**TEXT TO READ:**
_ _ _ _ _

Automated reference validation for scholarly publications using NLP
Abstract
Accurate references in scholarly publications are a crucial aspect of scientific writing.
The manual validation of references can be a time-consuming and error-prone
process. This research introduces an updated version of the automated referencing
validation model that makes the peer review process efficient. The proposed
model utilizes the capabilities of Natural Language Processing generating sentence
embeddings which uses an efficient algorithm. Our model first breaks down the
scholarly article into sections and uses topic modeling to group every section according
to their context properly. After that, It generates sentence embeddings for
each section. By making sets of embeddings, they are used to calculate the semantic
similarity between the query and the referred article. Additionally, this methodology
addresses the valid references for non-contextual scenarios such as having common
name entities. Lastly, strategic feature engineering is also being used for better
performance. We have created a dataset of scholarly papers with manually verified
references to evaluate the efficiency and accuracy of our model. This improved version
of the referencing validation model aims to outperform traditional models such
as Document-BERT, BERT, and SBERT regarding efficiency and accuracy. The
model can be used in interactive real-time systems, providing quick and reliable
feedback to peer reviewers. This study aims to make a contribution to the field
of automated referencing validation in scholarly publications. The model offers a
solution to the limitations of manual validation which makes it a valuable tool for
peer reviewers and researchers.

_ _ _ _ _

**LISTED ENTRIES:**

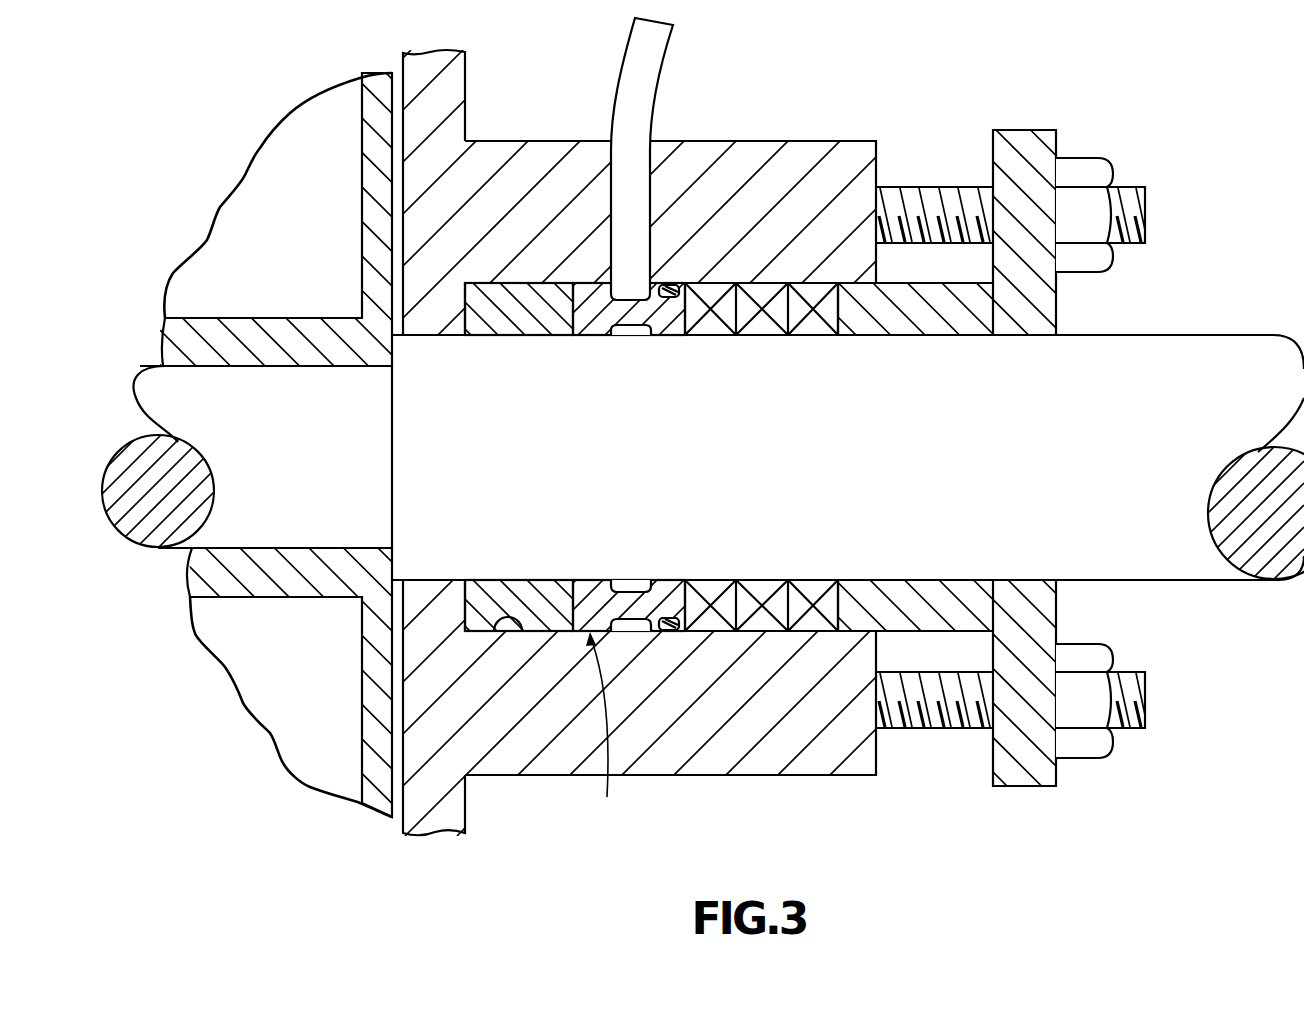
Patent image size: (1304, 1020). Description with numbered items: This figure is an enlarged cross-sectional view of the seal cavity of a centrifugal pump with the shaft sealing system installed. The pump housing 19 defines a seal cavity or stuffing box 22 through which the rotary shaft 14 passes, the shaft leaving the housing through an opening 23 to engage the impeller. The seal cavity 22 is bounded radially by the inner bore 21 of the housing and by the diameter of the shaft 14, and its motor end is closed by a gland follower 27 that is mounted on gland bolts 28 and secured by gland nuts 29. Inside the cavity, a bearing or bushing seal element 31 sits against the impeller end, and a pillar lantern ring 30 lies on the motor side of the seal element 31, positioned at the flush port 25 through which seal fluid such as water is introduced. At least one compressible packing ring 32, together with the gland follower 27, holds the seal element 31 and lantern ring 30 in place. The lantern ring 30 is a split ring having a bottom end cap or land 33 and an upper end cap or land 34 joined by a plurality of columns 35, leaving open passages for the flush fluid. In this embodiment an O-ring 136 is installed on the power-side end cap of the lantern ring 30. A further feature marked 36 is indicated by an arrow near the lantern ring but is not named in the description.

The rotary shaft 14 is at (1216, 356).
The housing 19 is at (770, 192).
The inner bore 21 is at (522, 632).
The seal cavity 22 is at (1058, 583).
The opening 23 is at (428, 337).
The flush port 25 is at (632, 90).
The gland follower 27 is at (1012, 130).
The gland bolts 28 is at (1130, 205).
The gland nuts 29 is at (1087, 170).
The pillar lantern ring 30 is at (590, 341).
The bearing or bushing seal element 31 is at (492, 317).
The compressible packing ring 32 is at (812, 322).
The bottom end cap or land 33 is at (592, 600).
The upper end cap or land 34 is at (672, 585).
The columns 35 is at (636, 605).
The flow arrow 36 is at (605, 730).
The O-ring 136 is at (668, 298).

_ _ _ _ _

**GIVEN REQUEST 1:** Decide whether each statement agrees with the abstract on automated reference validation, and support each yes or no with the deciding words quoted from it. (a) The model uses topic modeling to group the sections of an article. (b) The evaluation dataset came from an existing public collection. (c) The model is meant only for offline batch processing.
**GIVEN REQUEST 2:** Which traditional models does the abstract on automated reference validation say the improved model aims to outperform?

**TASK RESULT 1:**
(a) Yes: "uses topic modeling to group every section according to their context properly"
(b) No: "We have created a dataset of scholarly papers with manually verified references"
(c) No: "The model can be used in interactive real-time systems"

**TASK RESULT 2:** Document-BERT, BERT, and SBERT.